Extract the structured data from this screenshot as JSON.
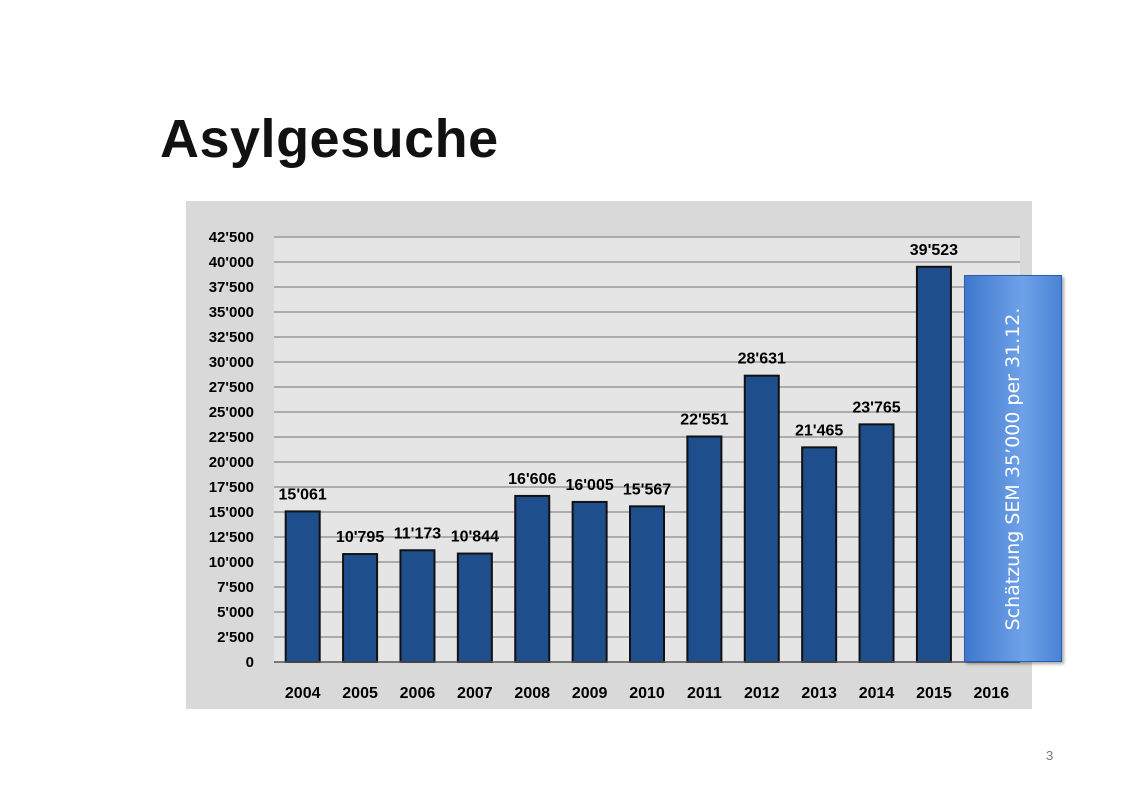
{
  "slide": {
    "title": "Asylgesuche",
    "page_number": "3"
  },
  "estimate_box": {
    "text": "Schätzung SEM  35’000 per 31.12.",
    "category": "2016",
    "value": 35000
  },
  "chart_data": {
    "type": "bar",
    "title": "",
    "xlabel": "",
    "ylabel": "",
    "categories": [
      "2004",
      "2005",
      "2006",
      "2007",
      "2008",
      "2009",
      "2010",
      "2011",
      "2012",
      "2013",
      "2014",
      "2015",
      "2016"
    ],
    "values": [
      15061,
      10795,
      11173,
      10844,
      16606,
      16005,
      15567,
      22551,
      28631,
      21465,
      23765,
      39523,
      null
    ],
    "data_labels": [
      "15'061",
      "10'795",
      "11'173",
      "10'844",
      "16'606",
      "16'005",
      "15'567",
      "22'551",
      "28'631",
      "21'465",
      "23'765",
      "39'523",
      ""
    ],
    "ylim": [
      0,
      42500
    ],
    "y_ticks": [
      0,
      2500,
      5000,
      7500,
      10000,
      12500,
      15000,
      17500,
      20000,
      22500,
      25000,
      27500,
      30000,
      32500,
      35000,
      37500,
      40000,
      42500
    ],
    "y_tick_labels": [
      "0",
      "2'500",
      "5'000",
      "7'500",
      "10'000",
      "12'500",
      "15'000",
      "17'500",
      "20'000",
      "22'500",
      "25'000",
      "27'500",
      "30'000",
      "32'500",
      "35'000",
      "37'500",
      "40'000",
      "42'500"
    ],
    "grid": true,
    "legend": "none",
    "colors": {
      "bar": "#1f4e8c",
      "bar_edge": "#111111",
      "panel": "#d9d9d9",
      "plot": "#e5e5e5",
      "grid": "#9a9a9a"
    }
  }
}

···

:: What to work on ::
Retype the whole listing, keeping every line identical and omitting all pictures.

:: Response to this exercise ::
Extract the structured data from this screenshot as JSON.
{
  "slide": {
    "title": "Asylgesuche",
    "page_number": "3"
  },
  "estimate_box": {
    "text": "Schätzung SEM  35’000 per 31.12.",
    "category": "2016",
    "value": 35000
  },
  "chart_data": {
    "type": "bar",
    "title": "",
    "xlabel": "",
    "ylabel": "",
    "categories": [
      "2004",
      "2005",
      "2006",
      "2007",
      "2008",
      "2009",
      "2010",
      "2011",
      "2012",
      "2013",
      "2014",
      "2015",
      "2016"
    ],
    "values": [
      15061,
      10795,
      11173,
      10844,
      16606,
      16005,
      15567,
      22551,
      28631,
      21465,
      23765,
      39523,
      null
    ],
    "data_labels": [
      "15'061",
      "10'795",
      "11'173",
      "10'844",
      "16'606",
      "16'005",
      "15'567",
      "22'551",
      "28'631",
      "21'465",
      "23'765",
      "39'523",
      ""
    ],
    "ylim": [
      0,
      42500
    ],
    "y_ticks": [
      0,
      2500,
      5000,
      7500,
      10000,
      12500,
      15000,
      17500,
      20000,
      22500,
      25000,
      27500,
      30000,
      32500,
      35000,
      37500,
      40000,
      42500
    ],
    "y_tick_labels": [
      "0",
      "2'500",
      "5'000",
      "7'500",
      "10'000",
      "12'500",
      "15'000",
      "17'500",
      "20'000",
      "22'500",
      "25'000",
      "27'500",
      "30'000",
      "32'500",
      "35'000",
      "37'500",
      "40'000",
      "42'500"
    ],
    "grid": true,
    "legend": "none",
    "colors": {
      "bar": "#1f4e8c",
      "bar_edge": "#111111",
      "panel": "#d9d9d9",
      "plot": "#e5e5e5",
      "grid": "#9a9a9a"
    }
  }
}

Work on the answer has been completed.